- **Directions for this task**
Collect each line containing "także".

(Saved entries)
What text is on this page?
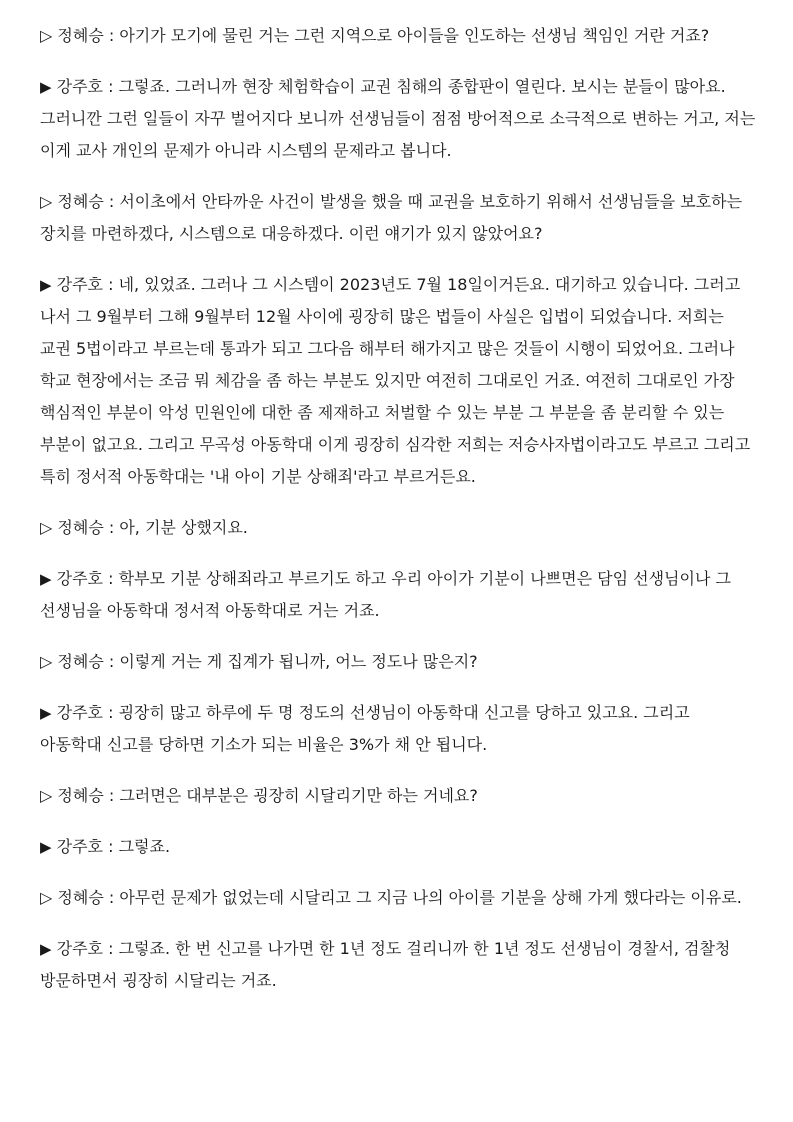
▷ 정혜승 : 아기가 모기에 물린 거는 그런 지역으로 아이들을 인도하는 선생님 책임인 거란 거죠?

▶ 강주호 : 그렇죠. 그러니까 현장 체험학습이 교권 침해의 종합판이 열린다. 보시는 분들이 많아요. 그러니깐 그런 일들이 자꾸 벌어지다 보니까 선생님들이 점점 방어적으로 소극적으로 변하는 거고, 저는 이게 교사 개인의 문제가 아니라 시스템의 문제라고 봅니다.

▷ 정혜승 : 서이초에서 안타까운 사건이 발생을 했을 때 교권을 보호하기 위해서 선생님들을 보호하는 장치를 마련하겠다, 시스템으로 대응하겠다. 이런 얘기가 있지 않았어요?

▶ 강주호 : 네, 있었죠. 그러나 그 시스템이 2023년도 7월 18일이거든요. 대기하고 있습니다. 그러고 나서 그 9월부터 그해 9월부터 12월 사이에 굉장히 많은 법들이 사실은 입법이 되었습니다. 저희는 교권 5법이라고 부르는데 통과가 되고 그다음 해부터 해가지고 많은 것들이 시행이 되었어요. 그러나 학교 현장에서는 조금 뭐 체감을 좀 하는 부분도 있지만 여전히 그대로인 거죠. 여전히 그대로인 가장 핵심적인 부분이 악성 민원인에 대한 좀 제재하고 처벌할 수 있는 부분 그 부분을 좀 분리할 수 있는 부분이 없고요. 그리고 무곡성 아동학대 이게 굉장히 심각한 저희는 저승사자법이라고도 부르고 그리고 특히 정서적 아동학대는 '내 아이 기분 상해죄'라고 부르거든요.

▷ 정혜승 : 아, 기분 상했지요.

▶ 강주호 : 학부모 기분 상해죄라고 부르기도 하고 우리 아이가 기분이 나쁘면은 담임 선생님이나 그 선생님을 아동학대 정서적 아동학대로 거는 거죠.

▷ 정혜승 : 이렇게 거는 게 집계가 됩니까, 어느 정도나 많은지?

▶ 강주호 : 굉장히 많고 하루에 두 명 정도의 선생님이 아동학대 신고를 당하고 있고요. 그리고 아동학대 신고를 당하면 기소가 되는 비율은 3%가 채 안 됩니다.

▷ 정혜승 : 그러면은 대부분은 굉장히 시달리기만 하는 거네요?

▶ 강주호 : 그렇죠.

▷ 정혜승 : 아무런 문제가 없었는데 시달리고 그 지금 나의 아이를 기분을 상해 가게 했다라는 이유로.

▶ 강주호 : 그렇죠. 한 번 신고를 나가면 한 1년 정도 걸리니까 한 1년 정도 선생님이 경찰서, 검찰청 방문하면서 굉장히 시달리는 거죠.
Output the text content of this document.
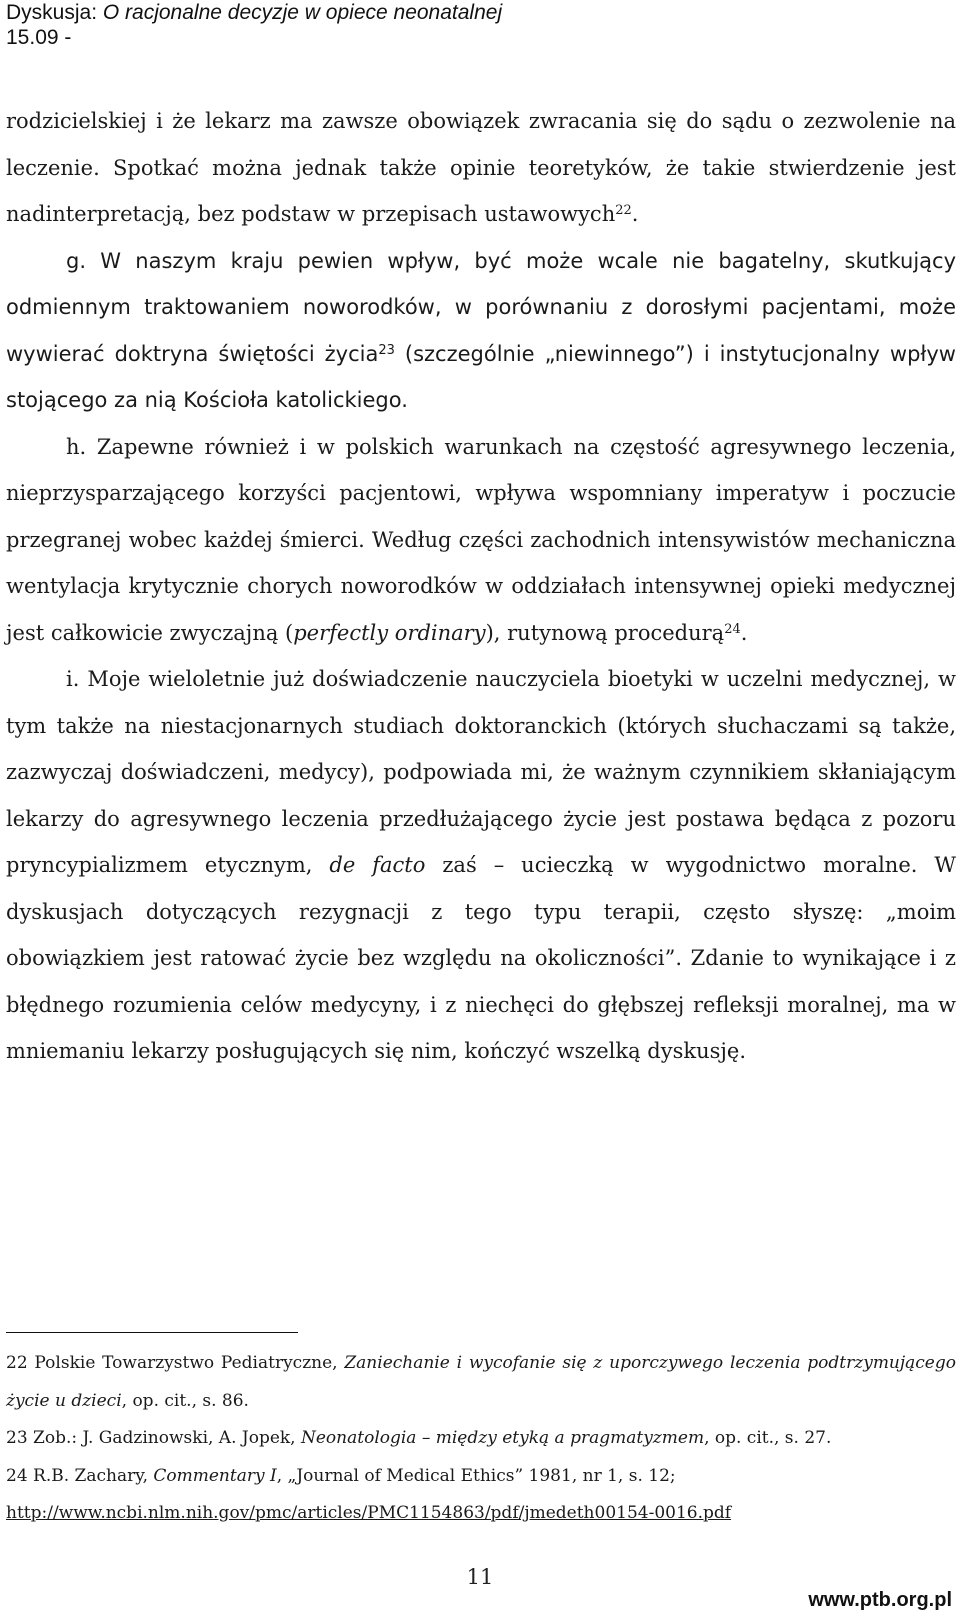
Dyskusja: O racjonalne decyzje w opiece neonatalnej
15.09 -

rodzicielskiej i że lekarz ma zawsze obowiązek zwracania się do sądu o zezwolenie na leczenie. Spotkać można jednak także opinie teoretyków, że takie stwierdzenie jest nadinterpretacją, bez podstaw w przepisach ustawowych$^{22}$.

g. W naszym kraju pewien wpływ, być może wcale nie bagatelny, skutkujący odmiennym traktowaniem noworodków, w porównaniu z dorosłymi pacjentami, może wywierać doktryna świętości życia$^{23}$ (szczególnie „niewinnego”) i instytucjonalny wpływ stojącego za nią Kościoła katolickiego.

h. Zapewne również i w polskich warunkach na częstość agresywnego leczenia, nieprzysparzającego korzyści pacjentowi, wpływa wspomniany imperatyw i poczucie przegranej wobec każdej śmierci. Według części zachodnich intensywistów mechaniczna wentylacja krytycznie chorych noworodków w oddziałach intensywnej opieki medycznej jest całkowicie zwyczajną (perfectly ordinary), rutynową procedurą$^{24}$.

i. Moje wieloletnie już doświadczenie nauczyciela bioetyki w uczelni medycznej, w tym także na niestacjonarnych studiach doktoranckich (których słuchaczami są także, zazwyczaj doświadczeni, medycy), podpowiada mi, że ważnym czynnikiem skłaniającym lekarzy do agresywnego leczenia przedłużającego życie jest postawa będąca z pozoru pryncypializmem etycznym, de facto zaś – ucieczką w wygodnictwo moralne. W dyskusjach dotyczących rezygnacji z tego typu terapii, często słyszę: „moim obowiązkiem jest ratować życie bez względu na okoliczności”. Zdanie to wynikające i z błędnego rozumienia celów medycyny, i z niechęci do głębszej refleksji moralnej, ma w mniemaniu lekarzy posługujących się nim, kończyć wszelką dyskusję.

22 Polskie Towarzystwo Pediatryczne, Zaniechanie i wycofanie się z uporczywego leczenia podtrzymującego życie u dzieci, op. cit., s. 86.

23 Zob.: J. Gadzinowski, A. Jopek, Neonatologia – między etyką a pragmatyzmem, op. cit., s. 27.

24 R.B. Zachary, Commentary I, „Journal of Medical Ethics” 1981, nr 1, s. 12;

http://www.ncbi.nlm.nih.gov/pmc/articles/PMC1154863/pdf/jmedeth00154-0016.pdf

11
www.ptb.org.pl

- **Complete output**
rodzicielskiej i że lekarz ma zawsze obowiązek zwracania się do sądu o zezwolenie na leczenie. Spotkać można jednak także opinie teoretyków, że takie stwierdzenie jest nadinterpretacją, bez podstaw w przepisach ustawowych$^{22}$.
i. Moje wieloletnie już doświadczenie nauczyciela bioetyki w uczelni medycznej, w tym także na niestacjonarnych studiach doktoranckich (których słuchaczami są także, zazwyczaj doświadczeni, medycy), podpowiada mi, że ważnym czynnikiem skłaniającym lekarzy do agresywnego leczenia przedłużającego życie jest postawa będąca z pozoru pryncypializmem etycznym, de facto zaś – ucieczką w wygodnictwo moralne. W dyskusjach dotyczących rezygnacji z tego typu terapii, często słyszę: „moim obowiązkiem jest ratować życie bez względu na okoliczności”. Zdanie to wynikające i z błędnego rozumienia celów medycyny, i z niechęci do głębszej refleksji moralnej, ma w mniemaniu lekarzy posługujących się nim, kończyć wszelką dyskusję.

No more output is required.